## WRITTEN INSTRUCTION
Identify each line below containing the string "Кутузова" and copy it.

## GIVEN DATA
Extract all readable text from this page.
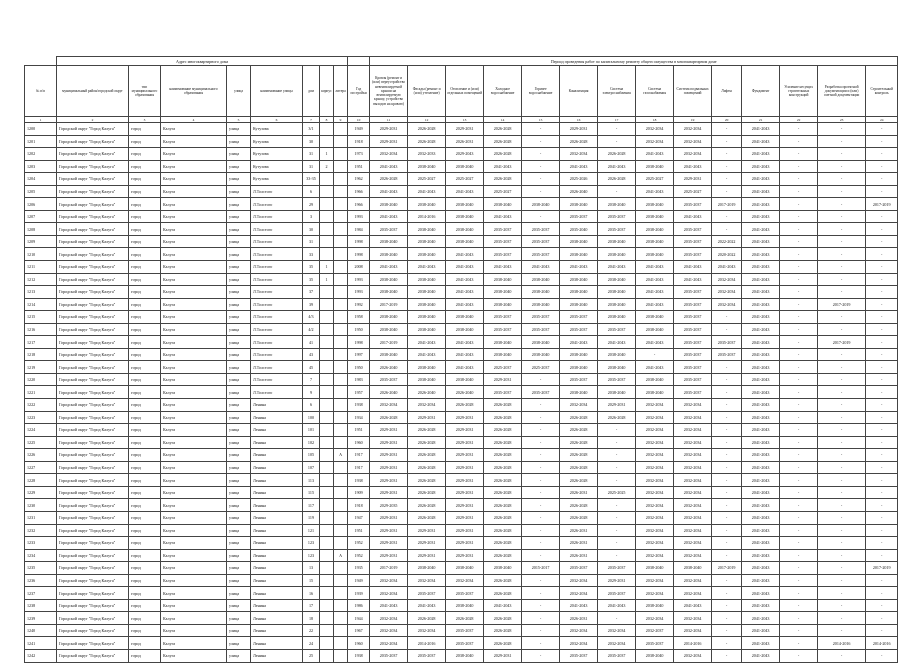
	Адрес многоквартирного дома									Период проведения работ по капитальному ремонту общего имущества в многоквартирном доме													
№ п/п	муниципальный район/городской округ	тип муниципального образования	наименование муниципального образования	улица	наименование улицы	дом	корпус	литера	Год постройки	Кровля (ремонт и (или) переустройство невентилируемой крыши на вентилируемую крышу, устройство выходов на кровлю)	Фасады (ремонт и (или) утепление)	Отопление и (или) отдельных помещений	Холодное водоснабжение	Горячее водоснабжение	Канализация	Система электроснабжения	Система газоснабжения	Система подвальных помещений	Лифты	Фундамент	Усиление несущих строительных конструкций	Разработка проектной документации и (или) сметной документации	Строительный контроль
1	2	3	4	5	6	7	8	9	10	11	12	13	14	15	16	17	18	19	20	21	22	23	24
1200	Городской округ "Город Калуга"	город	Калуга	улица	Кутузова	3/1			1949	2029-2031	2026-2028	2029-2031	2026-2028	-	2029-2031	-	2032-2034	2032-2034	-	2041-2043	-	-	-
1201	Городской округ "Город Калуга"	город	Калуга	улица	Кутузова	30			1918	2029-2031	2026-2028	2026-2031	2026-2028	-	2026-2028	-	2032-2034	2032-2034	-	2041-2043	-	-	-
1202	Городской округ "Город Калуга"	город	Калуга	улица	Кутузова	31	1		1973	2032-2034	2032-2033	2029-2043	2026-2028	-	2032-2034	2026-2028	2041-2043	2032-2034	-	2041-2043	-	-	-
1203	Городской округ "Город Калуга"	город	Калуга	улица	Кутузова	31	2		1951	2041-2043	2038-2040	2038-2040	2041-2043	-	2041-2043	2041-2043	2038-2040	2041-2043	-	2041-2043	-	-	-
1204	Городской округ "Город Калуга"	город	Калуга	улица	Кутузова	33-35			1962	2026-2028	2025-2027	2025-2027	2026-2028	-	2025-2026	2026-2028	2025-2027	2029-2031	-	2041-2043	-	-	-
1205	Городской округ "Город Калуга"	город	Калуга	улица	Л.Толстого	6			1966	2041-2043	2041-2043	2041-2043	2025-2027	-	2026-2040	-	2041-2043	2025-2027	-	2041-2043	-	-	-
1206	Городской округ "Город Калуга"	город	Калуга	улица	Л.Толстого	29			1966	2038-2040	2038-2040	2038-2040	2038-2040	2038-2040	2038-2040	2038-2040	2038-2040	2035-2037	2017-2019	2041-2043	-	-	2017-2019
1207	Городской округ "Город Калуга"	город	Калуга	улица	Л.Толстого	3			1993	2041-2043	2014-2016	2038-2040	2041-2043	-	2035-2037	2035-2037	2038-2040	2041-2043	-	2041-2043	-	-	-
1208	Городской округ "Город Калуга"	город	Калуга	улица	Л.Толстого	30			1984	2035-2037	2038-2040	2038-2040	2035-2037	2035-2037	2035-2040	2035-2037	2038-2040	2035-2037	-	2041-2043	-	-	-
1209	Городской округ "Город Калуга"	город	Калуга	улица	Л.Толстого	31			1998	2038-2040	2038-2040	2038-2040	2035-2037	2035-2037	2038-2040	2038-2040	2038-2040	2035-2037	2022-2022	2041-2043	-	-	-
1210	Городской округ "Город Калуга"	город	Калуга	улица	Л.Толстого	33			1998	2038-2040	2038-2040	2041-2043	2035-2037	2035-2037	2038-2040	2038-2040	2038-2040	2035-2037	2020-2022	2041-2043	-	-	-
1211	Городской округ "Город Калуга"	город	Калуга	улица	Л.Толстого	35	1		2008	2041-2043	2041-2043	2041-2043	2041-2043	2041-2043	2041-2043	2041-2043	2041-2043	2041-2043	2041-2043	2041-2043	-	-	-
1212	Городской округ "Город Калуга"	город	Калуга	улица	Л.Толстого	35	1		1993	2038-2040	2038-2040	2041-2043	2038-2040	2038-2040	2038-2040	2038-2040	2041-2043	2041-2043	2032-2034	2041-2043	-	-	-
1213	Городской округ "Город Калуга"	город	Калуга	улица	Л.Толстого	37			1993	2038-2040	2038-2040	2041-2043	2038-2040	2038-2040	2038-2040	2038-2040	2041-2043	2035-2037	2032-2034	2041-2043	-	-	-
1214	Городской округ "Город Калуга"	город	Калуга	улица	Л.Толстого	39			1992	2017-2019	2038-2040	2041-2043	2038-2040	2038-2040	2038-2040	2038-2040	2041-2043	2035-2037	2032-2034	2041-2043	-	2017-2019	-
1215	Городской округ "Город Калуга"	город	Калуга	улица	Л.Толстого	4/3			1958	2038-2040	2038-2040	2038-2040	2035-2037	2035-2037	2035-2037	2038-2040	2038-2040	2035-2037	-	2041-2043	-	-	-
1216	Городской округ "Город Калуга"	город	Калуга	улица	Л.Толстого	4/2			1950	2038-2040	2038-2040	2038-2040	2035-2037	2035-2037	2035-2037	2035-2037	2038-2040	2035-2037	-	2041-2043	-	-	-
1217	Городской округ "Город Калуга"	город	Калуга	улица	Л.Толстого	41			1998	2017-2019	2041-2043	2041-2043	2038-2040	2038-2040	2041-2043	2041-2043	2041-2043	2035-2037	2035-2037	2041-2043	-	2017-2019	-
1218	Городской округ "Город Калуга"	город	Калуга	улица	Л.Толстого	43			1997	2038-2040	2041-2043	2041-2043	2038-2040	2038-2040	2038-2040	2038-2040	-	2035-2037	2035-2037	2041-2043	-	-	-
1219	Городской округ "Город Калуга"	город	Калуга	улица	Л.Толстого	45			1950	2026-2040	2038-2040	2041-2043	2025-2037	2025-2037	2038-2040	2038-2040	2041-2043	2035-2037	-	2041-2043	-	-	-
1220	Городской округ "Город Калуга"	город	Калуга	улица	Л.Толстого	7			1983	2035-2037	2038-2040	2038-2040	2029-2031	-	2035-2037	2035-2037	2038-2040	2035-2037	-	2041-2043	-	-	-
1221	Городской округ "Город Калуга"	город	Калуга	улица	Л.Толстого	9			1957	2026-2040	2026-2040	2026-2040	2035-2037	2035-2037	2038-2040	2038-2040	2038-2040	2035-2037	-	2041-2043	-	-	-
1222	Городской округ "Город Калуга"	город	Калуга	улица	Ленина	6			1938	2032-2034	2032-2034	2026-2028	2026-2028	-	2032-2034	2029-2031	2032-2034	2032-2034	-	2041-2043	-	-	-
1223	Городской округ "Город Калуга"	город	Калуга	улица	Ленина	100			1934	2026-2028	2029-2031	2029-2031	2026-2028	-	2026-2028	2026-2028	2032-2034	2032-2034	-	2041-2043	-	-	-
1224	Городской округ "Город Калуга"	город	Калуга	улица	Ленина	101			1951	2029-2031	2026-2028	2029-2031	2026-2028	-	2026-2028	-	2032-2034	2032-2034	-	2041-2043	-	-	-
1225	Городской округ "Город Калуга"	город	Калуга	улица	Ленина	102			1960	2029-2031	2026-2028	2029-2031	2026-2028	-	2026-2028	-	2032-2034	2032-2034	-	2041-2043	-	-	-
1226	Городской округ "Город Калуга"	город	Калуга	улица	Ленина	105		А	1917	2029-2031	2026-2028	2029-2031	2026-2028	-	2026-2028	-	2032-2034	2032-2034	-	2041-2043	-	-	-
1227	Городской округ "Город Калуга"	город	Калуга	улица	Ленина	107			1917	2029-2031	2026-2028	2029-2031	2026-2028	-	2026-2028	-	2032-2034	2032-2034	-	2041-2043	-	-	-
1228	Городской округ "Город Калуга"	город	Калуга	улица	Ленина	113			1938	2029-2031	2026-2028	2029-2031	2026-2028	-	2026-2028	-	2032-2034	2032-2034	-	2041-2043	-	-	-
1229	Городской округ "Город Калуга"	город	Калуга	улица	Ленина	115			1909	2029-2031	2026-2028	2029-2031	2026-2028	-	2026-2031	2025-2025	2032-2034	2032-2034	-	2041-2043	-	-	-
1230	Городской округ "Город Калуга"	город	Калуга	улица	Ленина	117			1918	2029-2035	2026-2028	2029-2031	2026-2028	-	2026-2028	-	2032-2034	2032-2034	-	2041-2043	-	-	-
1231	Городской округ "Город Калуга"	город	Калуга	улица	Ленина	119			1947	2029-2031	2026-2028	2029-2031	2026-2028	-	2026-2028	-	2032-2034	2032-2034	-	2041-2043	-	-	-
1232	Городской округ "Город Калуга"	город	Калуга	улица	Ленина	121			1951	2029-2031	2029-2031	2029-2031	2026-2028	-	2026-2031	-	2032-2034	2032-2034	-	2041-2043	-	-	-
1233	Городской округ "Город Калуга"	город	Калуга	улица	Ленина	123			1952	2029-2031	2029-2031	2029-2031	2026-2028	-	2026-2031	-	2032-2034	2032-2034	-	2041-2043	-	-	-
1234	Городской округ "Город Калуга"	город	Калуга	улица	Ленина	123		А	1952	2029-2031	2029-2031	2029-2031	2026-2028	-	2026-2031	-	2032-2034	2032-2034	-	2041-2043	-	-	-
1235	Городской округ "Город Калуга"	город	Калуга	улица	Ленина	13			1935	2017-2019	2038-2040	2038-2040	2038-2040	2015-2017	2035-2037	2035-2037	2038-2040	2038-2040	2017-2019	2041-2043	-	-	2017-2019
1236	Городской округ "Город Калуга"	город	Калуга	улица	Ленина	15			1949	2032-2034	2032-2034	2032-2034	2026-2028	-	2032-2034	2029-2031	2032-2034	2032-2034	-	2041-2043	-	-	-
1237	Городской округ "Город Калуга"	город	Калуга	улица	Ленина	16			1939	2032-2034	2035-2037	2035-2037	2026-2028	-	2032-2034	2035-2037	2032-2034	2032-2034	-	2041-2043	-	-	-
1238	Городской округ "Город Калуга"	город	Калуга	улица	Ленина	17			1986	2041-2043	2041-2043	2038-2040	2041-2043	-	2041-2043	2041-2043	2038-2040	2041-2043	-	2041-2043	-	-	-
1239	Городской округ "Город Калуга"	город	Калуга	улица	Ленина	18			1944	2032-2034	2026-2028	2026-2028	2026-2028	-	2026-2031	-	2032-2034	2032-2034	-	2041-2043	-	-	-
1240	Городской округ "Город Калуга"	город	Калуга	улица	Ленина	22			1967	2032-2034	2032-2034	2035-2037	2026-2028	-	2032-2034	2032-2034	2032-2037	2032-2034	-	2041-2043	-	-	-
1241	Городской округ "Город Калуга"	город	Калуга	улица	Ленина	24			1960	2032-2034	2014-2016	2035-2037	2026-2028	-	2032-2034	2032-2034	2035-2037	2014-2016	-	2041-2043	-	2014-2016	2014-2016
1242	Городской округ "Город Калуга"	город	Калуга	улица	Ленина	25			1938	2035-2037	2035-2037	2038-2040	2029-2031	-	2035-2037	2035-2037	2038-2040	2032-2034	-	2041-2043	-	-	-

## ANSWER TO THIS EXERCISE
1200	Городской округ "Город Калуга"	город	Калуга	улица	Кутузова	3/1			1949	2029-2031	2026-2028	2029-2031	2026-2028	-	2029-2031	-	2032-2034	2032-2034	-	2041-2043	-	-	-
1201	Городской округ "Город Калуга"	город	Калуга	улица	Кутузова	30			1918	2029-2031	2026-2028	2026-2031	2026-2028	-	2026-2028	-	2032-2034	2032-2034	-	2041-2043	-	-	-
1202	Городской округ "Город Калуга"	город	Калуга	улица	Кутузова	31	1		1973	2032-2034	2032-2033	2029-2043	2026-2028	-	2032-2034	2026-2028	2041-2043	2032-2034	-	2041-2043	-	-	-
1203	Городской округ "Город Калуга"	город	Калуга	улица	Кутузова	31	2		1951	2041-2043	2038-2040	2038-2040	2041-2043	-	2041-2043	2041-2043	2038-2040	2041-2043	-	2041-2043	-	-	-
1204	Городской округ "Город Калуга"	город	Калуга	улица	Кутузова	33-35			1962	2026-2028	2025-2027	2025-2027	2026-2028	-	2025-2026	2026-2028	2025-2027	2029-2031	-	2041-2043	-	-	-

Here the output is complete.